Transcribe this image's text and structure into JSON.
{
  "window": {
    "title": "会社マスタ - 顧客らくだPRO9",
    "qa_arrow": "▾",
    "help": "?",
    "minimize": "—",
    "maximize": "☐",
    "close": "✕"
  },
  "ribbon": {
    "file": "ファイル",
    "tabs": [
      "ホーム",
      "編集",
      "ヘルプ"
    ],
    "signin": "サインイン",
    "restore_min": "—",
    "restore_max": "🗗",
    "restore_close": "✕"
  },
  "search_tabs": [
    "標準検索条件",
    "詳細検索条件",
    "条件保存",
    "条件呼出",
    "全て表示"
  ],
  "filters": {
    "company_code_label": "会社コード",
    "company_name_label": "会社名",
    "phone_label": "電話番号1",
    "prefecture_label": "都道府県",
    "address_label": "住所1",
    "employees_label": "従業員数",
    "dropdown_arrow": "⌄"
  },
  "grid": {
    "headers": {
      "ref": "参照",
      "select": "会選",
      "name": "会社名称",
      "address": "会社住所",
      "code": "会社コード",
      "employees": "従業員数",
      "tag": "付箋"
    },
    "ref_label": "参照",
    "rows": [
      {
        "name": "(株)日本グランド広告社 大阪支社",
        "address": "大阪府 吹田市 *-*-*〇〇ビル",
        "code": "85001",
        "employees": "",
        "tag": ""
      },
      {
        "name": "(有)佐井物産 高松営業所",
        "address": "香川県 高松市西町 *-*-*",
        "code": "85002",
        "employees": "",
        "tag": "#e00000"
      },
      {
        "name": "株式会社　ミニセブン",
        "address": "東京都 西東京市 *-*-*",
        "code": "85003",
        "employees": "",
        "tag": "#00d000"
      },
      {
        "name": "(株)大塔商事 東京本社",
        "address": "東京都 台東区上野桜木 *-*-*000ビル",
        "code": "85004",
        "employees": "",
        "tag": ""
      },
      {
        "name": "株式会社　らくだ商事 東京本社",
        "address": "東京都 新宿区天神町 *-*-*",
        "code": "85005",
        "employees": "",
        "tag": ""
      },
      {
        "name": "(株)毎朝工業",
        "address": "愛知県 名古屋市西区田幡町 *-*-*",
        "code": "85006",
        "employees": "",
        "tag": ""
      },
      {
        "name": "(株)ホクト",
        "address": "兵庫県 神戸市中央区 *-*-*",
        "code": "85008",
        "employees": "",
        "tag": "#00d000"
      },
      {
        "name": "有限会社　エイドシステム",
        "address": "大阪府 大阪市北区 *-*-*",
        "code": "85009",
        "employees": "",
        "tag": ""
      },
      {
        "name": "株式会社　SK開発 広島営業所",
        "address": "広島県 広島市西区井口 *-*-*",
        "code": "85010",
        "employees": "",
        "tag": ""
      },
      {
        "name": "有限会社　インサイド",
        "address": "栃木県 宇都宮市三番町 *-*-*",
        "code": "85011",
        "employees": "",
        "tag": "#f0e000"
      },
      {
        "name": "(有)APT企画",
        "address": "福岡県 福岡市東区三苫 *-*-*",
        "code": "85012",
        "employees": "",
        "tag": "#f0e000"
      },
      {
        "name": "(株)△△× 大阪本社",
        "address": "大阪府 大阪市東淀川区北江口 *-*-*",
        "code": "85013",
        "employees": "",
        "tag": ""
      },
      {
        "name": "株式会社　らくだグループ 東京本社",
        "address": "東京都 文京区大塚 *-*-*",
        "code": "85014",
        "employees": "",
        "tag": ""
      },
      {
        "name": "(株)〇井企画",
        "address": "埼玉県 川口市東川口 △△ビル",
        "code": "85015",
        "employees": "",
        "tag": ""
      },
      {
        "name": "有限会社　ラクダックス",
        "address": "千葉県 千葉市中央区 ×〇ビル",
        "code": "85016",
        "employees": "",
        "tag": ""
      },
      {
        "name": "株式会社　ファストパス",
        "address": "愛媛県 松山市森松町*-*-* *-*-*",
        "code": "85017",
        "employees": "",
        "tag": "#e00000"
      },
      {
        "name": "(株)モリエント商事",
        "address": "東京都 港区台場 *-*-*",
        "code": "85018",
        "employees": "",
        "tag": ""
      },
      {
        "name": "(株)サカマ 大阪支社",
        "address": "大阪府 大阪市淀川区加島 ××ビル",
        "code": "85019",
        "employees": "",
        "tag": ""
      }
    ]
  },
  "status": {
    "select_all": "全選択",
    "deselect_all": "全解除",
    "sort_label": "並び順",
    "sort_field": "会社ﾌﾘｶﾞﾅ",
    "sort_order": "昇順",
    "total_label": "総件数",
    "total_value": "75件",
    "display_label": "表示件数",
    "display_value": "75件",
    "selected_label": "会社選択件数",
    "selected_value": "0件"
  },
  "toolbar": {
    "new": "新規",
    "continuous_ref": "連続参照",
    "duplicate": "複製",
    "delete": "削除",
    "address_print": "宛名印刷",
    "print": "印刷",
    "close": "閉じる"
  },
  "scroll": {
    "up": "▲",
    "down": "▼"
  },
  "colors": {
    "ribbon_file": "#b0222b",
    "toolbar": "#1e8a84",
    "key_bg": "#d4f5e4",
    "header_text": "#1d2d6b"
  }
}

## THE EXERCISE
Repeat every record, keeping each word and mark exactly as it is.

## RESULT BELOW
Transcribe this image's text and structure into JSON.
{
  "window": {
    "title": "会社マスタ - 顧客らくだPRO9",
    "qa_arrow": "▾",
    "help": "?",
    "minimize": "—",
    "maximize": "☐",
    "close": "✕"
  },
  "ribbon": {
    "file": "ファイル",
    "tabs": [
      "ホーム",
      "編集",
      "ヘルプ"
    ],
    "signin": "サインイン",
    "restore_min": "—",
    "restore_max": "🗗",
    "restore_close": "✕"
  },
  "search_tabs": [
    "標準検索条件",
    "詳細検索条件",
    "条件保存",
    "条件呼出",
    "全て表示"
  ],
  "filters": {
    "company_code_label": "会社コード",
    "company_name_label": "会社名",
    "phone_label": "電話番号1",
    "prefecture_label": "都道府県",
    "address_label": "住所1",
    "employees_label": "従業員数",
    "dropdown_arrow": "⌄"
  },
  "grid": {
    "headers": {
      "ref": "参照",
      "select": "会選",
      "name": "会社名称",
      "address": "会社住所",
      "code": "会社コード",
      "employees": "従業員数",
      "tag": "付箋"
    },
    "ref_label": "参照",
    "rows": [
      {
        "name": "(株)日本グランド広告社 大阪支社",
        "address": "大阪府 吹田市 *-*-*〇〇ビル",
        "code": "85001",
        "employees": "",
        "tag": ""
      },
      {
        "name": "(有)佐井物産 高松営業所",
        "address": "香川県 高松市西町 *-*-*",
        "code": "85002",
        "employees": "",
        "tag": "#e00000"
      },
      {
        "name": "株式会社　ミニセブン",
        "address": "東京都 西東京市 *-*-*",
        "code": "85003",
        "employees": "",
        "tag": "#00d000"
      },
      {
        "name": "(株)大塔商事 東京本社",
        "address": "東京都 台東区上野桜木 *-*-*000ビル",
        "code": "85004",
        "employees": "",
        "tag": ""
      },
      {
        "name": "株式会社　らくだ商事 東京本社",
        "address": "東京都 新宿区天神町 *-*-*",
        "code": "85005",
        "employees": "",
        "tag": ""
      },
      {
        "name": "(株)毎朝工業",
        "address": "愛知県 名古屋市西区田幡町 *-*-*",
        "code": "85006",
        "employees": "",
        "tag": ""
      },
      {
        "name": "(株)ホクト",
        "address": "兵庫県 神戸市中央区 *-*-*",
        "code": "85008",
        "employees": "",
        "tag": "#00d000"
      },
      {
        "name": "有限会社　エイドシステム",
        "address": "大阪府 大阪市北区 *-*-*",
        "code": "85009",
        "employees": "",
        "tag": ""
      },
      {
        "name": "株式会社　SK開発 広島営業所",
        "address": "広島県 広島市西区井口 *-*-*",
        "code": "85010",
        "employees": "",
        "tag": ""
      },
      {
        "name": "有限会社　インサイド",
        "address": "栃木県 宇都宮市三番町 *-*-*",
        "code": "85011",
        "employees": "",
        "tag": "#f0e000"
      },
      {
        "name": "(有)APT企画",
        "address": "福岡県 福岡市東区三苫 *-*-*",
        "code": "85012",
        "employees": "",
        "tag": "#f0e000"
      },
      {
        "name": "(株)△△× 大阪本社",
        "address": "大阪府 大阪市東淀川区北江口 *-*-*",
        "code": "85013",
        "employees": "",
        "tag": ""
      },
      {
        "name": "株式会社　らくだグループ 東京本社",
        "address": "東京都 文京区大塚 *-*-*",
        "code": "85014",
        "employees": "",
        "tag": ""
      },
      {
        "name": "(株)〇井企画",
        "address": "埼玉県 川口市東川口 △△ビル",
        "code": "85015",
        "employees": "",
        "tag": ""
      },
      {
        "name": "有限会社　ラクダックス",
        "address": "千葉県 千葉市中央区 ×〇ビル",
        "code": "85016",
        "employees": "",
        "tag": ""
      },
      {
        "name": "株式会社　ファストパス",
        "address": "愛媛県 松山市森松町*-*-* *-*-*",
        "code": "85017",
        "employees": "",
        "tag": "#e00000"
      },
      {
        "name": "(株)モリエント商事",
        "address": "東京都 港区台場 *-*-*",
        "code": "85018",
        "employees": "",
        "tag": ""
      },
      {
        "name": "(株)サカマ 大阪支社",
        "address": "大阪府 大阪市淀川区加島 ××ビル",
        "code": "85019",
        "employees": "",
        "tag": ""
      }
    ]
  },
  "status": {
    "select_all": "全選択",
    "deselect_all": "全解除",
    "sort_label": "並び順",
    "sort_field": "会社ﾌﾘｶﾞﾅ",
    "sort_order": "昇順",
    "total_label": "総件数",
    "total_value": "75件",
    "display_label": "表示件数",
    "display_value": "75件",
    "selected_label": "会社選択件数",
    "selected_value": "0件"
  },
  "toolbar": {
    "new": "新規",
    "continuous_ref": "連続参照",
    "duplicate": "複製",
    "delete": "削除",
    "address_print": "宛名印刷",
    "print": "印刷",
    "close": "閉じる"
  },
  "scroll": {
    "up": "▲",
    "down": "▼"
  },
  "colors": {
    "ribbon_file": "#b0222b",
    "toolbar": "#1e8a84",
    "key_bg": "#d4f5e4",
    "header_text": "#1d2d6b"
  }
}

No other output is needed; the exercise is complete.